- _Records for processing_
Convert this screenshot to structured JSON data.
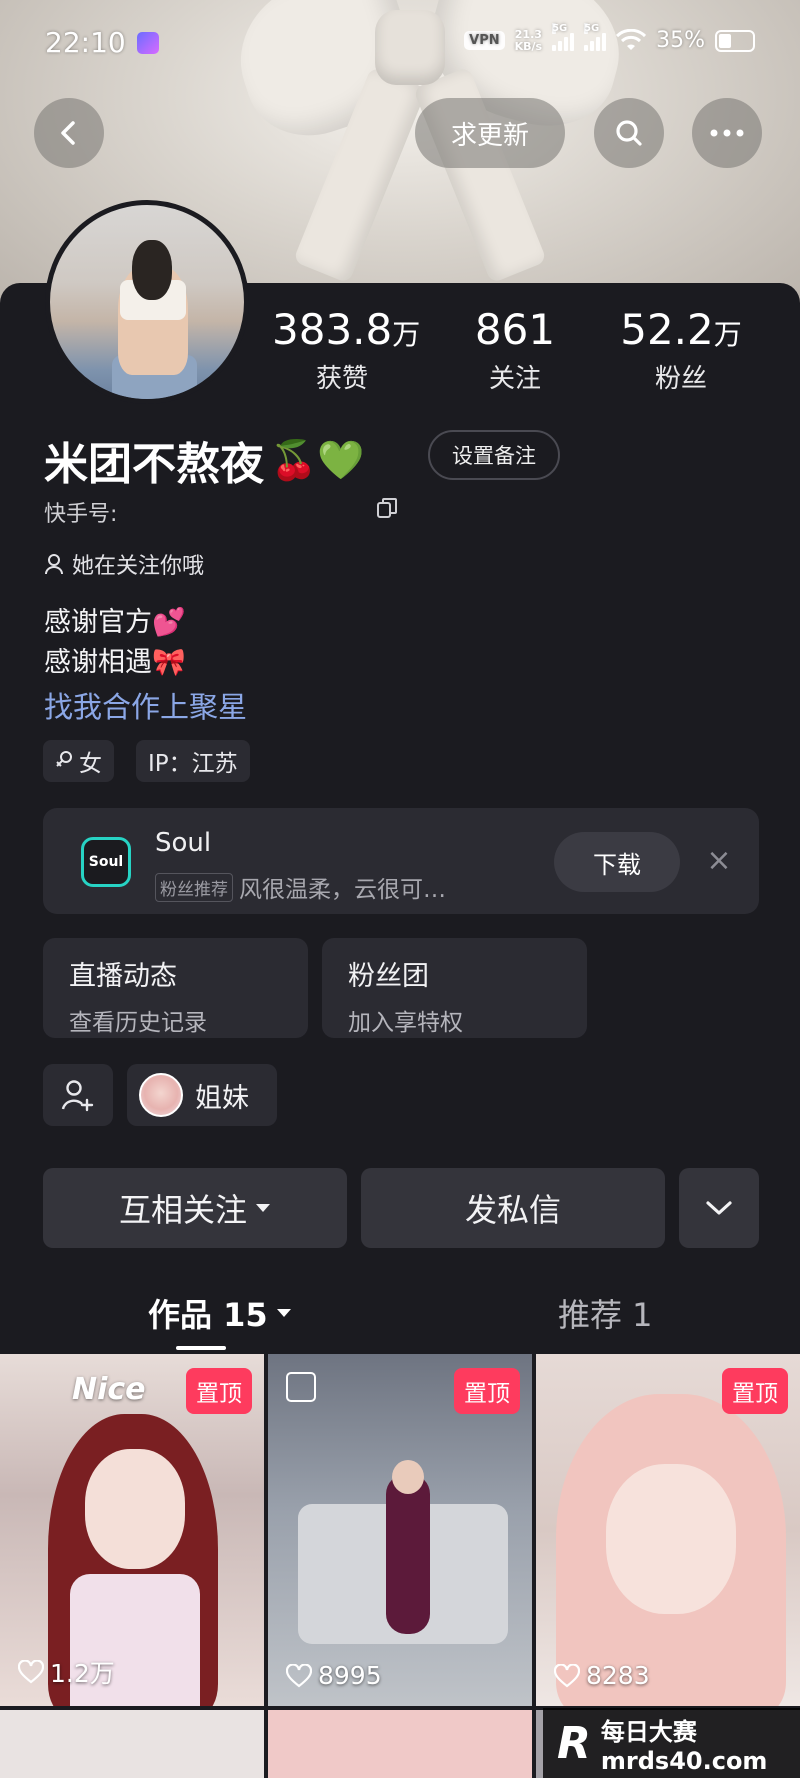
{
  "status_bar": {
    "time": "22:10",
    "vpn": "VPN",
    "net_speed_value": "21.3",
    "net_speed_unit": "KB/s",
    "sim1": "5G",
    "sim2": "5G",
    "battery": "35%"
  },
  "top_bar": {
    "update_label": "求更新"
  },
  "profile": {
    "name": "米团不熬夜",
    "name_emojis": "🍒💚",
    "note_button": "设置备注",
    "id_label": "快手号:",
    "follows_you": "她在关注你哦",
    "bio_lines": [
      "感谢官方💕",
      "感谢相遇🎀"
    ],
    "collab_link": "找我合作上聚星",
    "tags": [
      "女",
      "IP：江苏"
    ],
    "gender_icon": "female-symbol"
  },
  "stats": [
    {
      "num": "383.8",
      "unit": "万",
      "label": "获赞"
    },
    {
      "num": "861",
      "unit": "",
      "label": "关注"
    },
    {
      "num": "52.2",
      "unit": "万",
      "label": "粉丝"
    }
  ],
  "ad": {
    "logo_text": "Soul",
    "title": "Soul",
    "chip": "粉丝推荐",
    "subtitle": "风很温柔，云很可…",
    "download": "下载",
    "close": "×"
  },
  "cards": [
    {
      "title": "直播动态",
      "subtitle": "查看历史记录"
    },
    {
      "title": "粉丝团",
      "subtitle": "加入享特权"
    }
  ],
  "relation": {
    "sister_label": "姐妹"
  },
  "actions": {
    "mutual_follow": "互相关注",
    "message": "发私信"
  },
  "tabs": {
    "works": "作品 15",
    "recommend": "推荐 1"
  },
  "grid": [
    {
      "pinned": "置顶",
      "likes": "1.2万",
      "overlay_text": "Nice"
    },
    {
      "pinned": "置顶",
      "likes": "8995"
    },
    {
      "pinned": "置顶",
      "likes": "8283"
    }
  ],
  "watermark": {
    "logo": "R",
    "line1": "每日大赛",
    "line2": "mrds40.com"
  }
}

- _Exercise details_
Examine the records and pull out every line where the string "subtitle" occurs.

- _Completed task_
    "subtitle": "风很温柔，云很可…",
      "subtitle": "查看历史记录"
      "subtitle": "加入享特权"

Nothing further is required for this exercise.